**What you will do**
Show every line of the records below that contains the word "April".
-- START Information shown --
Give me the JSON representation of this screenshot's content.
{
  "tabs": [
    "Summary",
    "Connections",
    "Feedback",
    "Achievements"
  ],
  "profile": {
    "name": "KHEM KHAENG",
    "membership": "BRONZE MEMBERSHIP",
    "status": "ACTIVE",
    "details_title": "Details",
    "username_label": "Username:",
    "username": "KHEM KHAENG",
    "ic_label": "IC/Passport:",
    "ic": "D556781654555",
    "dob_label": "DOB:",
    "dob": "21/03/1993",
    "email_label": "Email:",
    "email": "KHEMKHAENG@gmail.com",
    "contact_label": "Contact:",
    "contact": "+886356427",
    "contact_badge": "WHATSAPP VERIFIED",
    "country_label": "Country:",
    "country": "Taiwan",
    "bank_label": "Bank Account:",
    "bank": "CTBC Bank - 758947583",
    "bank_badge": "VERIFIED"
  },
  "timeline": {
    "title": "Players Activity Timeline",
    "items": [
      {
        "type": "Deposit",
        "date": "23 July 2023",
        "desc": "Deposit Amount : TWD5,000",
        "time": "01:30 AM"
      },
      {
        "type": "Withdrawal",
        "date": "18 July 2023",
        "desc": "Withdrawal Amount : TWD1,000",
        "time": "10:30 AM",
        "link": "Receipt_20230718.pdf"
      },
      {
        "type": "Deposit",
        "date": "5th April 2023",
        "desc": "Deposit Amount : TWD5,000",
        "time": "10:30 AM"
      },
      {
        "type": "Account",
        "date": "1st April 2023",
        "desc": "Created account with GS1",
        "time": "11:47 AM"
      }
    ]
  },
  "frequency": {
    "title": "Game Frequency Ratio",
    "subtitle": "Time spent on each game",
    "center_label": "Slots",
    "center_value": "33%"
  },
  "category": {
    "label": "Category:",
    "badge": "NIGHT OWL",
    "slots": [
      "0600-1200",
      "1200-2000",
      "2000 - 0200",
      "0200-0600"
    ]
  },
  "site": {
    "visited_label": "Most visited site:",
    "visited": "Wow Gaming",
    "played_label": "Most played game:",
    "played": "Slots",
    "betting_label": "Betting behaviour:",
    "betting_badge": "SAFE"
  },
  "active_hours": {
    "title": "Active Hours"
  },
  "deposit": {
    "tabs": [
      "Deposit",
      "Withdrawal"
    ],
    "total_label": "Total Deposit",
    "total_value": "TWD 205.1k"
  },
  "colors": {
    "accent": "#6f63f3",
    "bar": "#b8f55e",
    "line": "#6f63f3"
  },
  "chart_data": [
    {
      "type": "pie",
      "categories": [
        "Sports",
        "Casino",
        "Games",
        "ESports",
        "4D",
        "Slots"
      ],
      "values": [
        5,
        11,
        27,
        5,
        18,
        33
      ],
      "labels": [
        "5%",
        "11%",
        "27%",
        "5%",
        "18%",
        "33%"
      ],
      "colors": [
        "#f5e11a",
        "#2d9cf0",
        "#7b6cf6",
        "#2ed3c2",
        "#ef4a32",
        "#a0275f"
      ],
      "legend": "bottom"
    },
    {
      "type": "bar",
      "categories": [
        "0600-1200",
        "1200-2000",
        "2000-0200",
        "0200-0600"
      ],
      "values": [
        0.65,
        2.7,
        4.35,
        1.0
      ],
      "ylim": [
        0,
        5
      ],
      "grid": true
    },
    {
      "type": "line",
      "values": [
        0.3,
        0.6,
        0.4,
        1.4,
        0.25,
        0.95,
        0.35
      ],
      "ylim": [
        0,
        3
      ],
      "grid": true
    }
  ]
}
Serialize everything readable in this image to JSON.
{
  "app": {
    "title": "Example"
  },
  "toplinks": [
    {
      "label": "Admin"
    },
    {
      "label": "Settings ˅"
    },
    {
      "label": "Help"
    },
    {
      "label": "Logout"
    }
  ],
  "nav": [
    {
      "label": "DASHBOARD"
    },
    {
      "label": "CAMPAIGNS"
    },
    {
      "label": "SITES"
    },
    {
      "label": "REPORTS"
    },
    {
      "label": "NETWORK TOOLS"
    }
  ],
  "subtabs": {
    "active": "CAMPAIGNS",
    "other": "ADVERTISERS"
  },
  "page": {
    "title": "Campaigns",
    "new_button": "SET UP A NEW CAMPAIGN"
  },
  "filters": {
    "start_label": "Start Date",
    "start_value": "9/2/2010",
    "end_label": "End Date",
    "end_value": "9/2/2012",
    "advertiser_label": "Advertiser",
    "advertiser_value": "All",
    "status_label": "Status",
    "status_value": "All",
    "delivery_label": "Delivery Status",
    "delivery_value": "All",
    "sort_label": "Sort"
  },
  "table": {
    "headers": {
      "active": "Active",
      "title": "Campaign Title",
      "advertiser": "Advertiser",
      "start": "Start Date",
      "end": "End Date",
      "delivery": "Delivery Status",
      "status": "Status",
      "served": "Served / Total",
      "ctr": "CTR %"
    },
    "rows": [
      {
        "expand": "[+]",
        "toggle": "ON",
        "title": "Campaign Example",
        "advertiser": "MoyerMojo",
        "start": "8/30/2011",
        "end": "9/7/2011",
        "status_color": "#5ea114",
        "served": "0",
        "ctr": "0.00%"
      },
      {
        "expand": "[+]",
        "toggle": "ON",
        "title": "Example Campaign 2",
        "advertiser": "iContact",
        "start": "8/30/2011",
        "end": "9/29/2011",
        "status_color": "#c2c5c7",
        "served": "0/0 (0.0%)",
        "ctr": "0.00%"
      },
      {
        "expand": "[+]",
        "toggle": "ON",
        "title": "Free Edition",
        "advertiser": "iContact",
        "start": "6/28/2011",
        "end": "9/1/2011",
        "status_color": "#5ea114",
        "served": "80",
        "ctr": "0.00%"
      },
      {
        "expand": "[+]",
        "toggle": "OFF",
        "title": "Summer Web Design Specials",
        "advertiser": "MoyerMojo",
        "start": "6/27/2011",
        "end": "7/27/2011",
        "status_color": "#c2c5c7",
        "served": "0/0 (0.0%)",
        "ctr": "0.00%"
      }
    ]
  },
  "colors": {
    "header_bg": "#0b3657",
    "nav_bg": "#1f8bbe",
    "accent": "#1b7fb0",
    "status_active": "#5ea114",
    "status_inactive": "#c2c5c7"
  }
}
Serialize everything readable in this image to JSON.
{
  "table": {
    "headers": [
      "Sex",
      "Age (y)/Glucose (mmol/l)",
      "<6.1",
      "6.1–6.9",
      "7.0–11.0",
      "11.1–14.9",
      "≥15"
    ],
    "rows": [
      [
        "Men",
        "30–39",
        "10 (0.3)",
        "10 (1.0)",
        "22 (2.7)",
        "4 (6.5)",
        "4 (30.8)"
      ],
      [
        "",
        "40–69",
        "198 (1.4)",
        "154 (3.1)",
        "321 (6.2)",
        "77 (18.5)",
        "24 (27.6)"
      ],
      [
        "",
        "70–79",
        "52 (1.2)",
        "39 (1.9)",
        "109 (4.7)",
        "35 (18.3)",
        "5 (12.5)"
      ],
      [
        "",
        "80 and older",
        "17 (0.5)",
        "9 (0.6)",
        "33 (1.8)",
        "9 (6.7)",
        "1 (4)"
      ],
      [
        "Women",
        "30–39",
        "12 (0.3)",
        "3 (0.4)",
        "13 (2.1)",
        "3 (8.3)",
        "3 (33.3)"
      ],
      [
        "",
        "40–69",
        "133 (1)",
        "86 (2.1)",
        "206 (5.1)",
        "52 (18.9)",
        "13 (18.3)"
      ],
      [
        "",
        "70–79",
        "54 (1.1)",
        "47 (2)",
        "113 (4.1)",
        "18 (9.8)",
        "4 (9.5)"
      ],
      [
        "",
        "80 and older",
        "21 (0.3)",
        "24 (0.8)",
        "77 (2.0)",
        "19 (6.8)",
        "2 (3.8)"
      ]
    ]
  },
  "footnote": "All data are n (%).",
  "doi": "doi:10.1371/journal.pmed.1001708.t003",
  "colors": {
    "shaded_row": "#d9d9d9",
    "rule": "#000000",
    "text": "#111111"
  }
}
-- END Information shown --
**Written response**
        "date": "5th April 2023",
        "date": "1st April 2023",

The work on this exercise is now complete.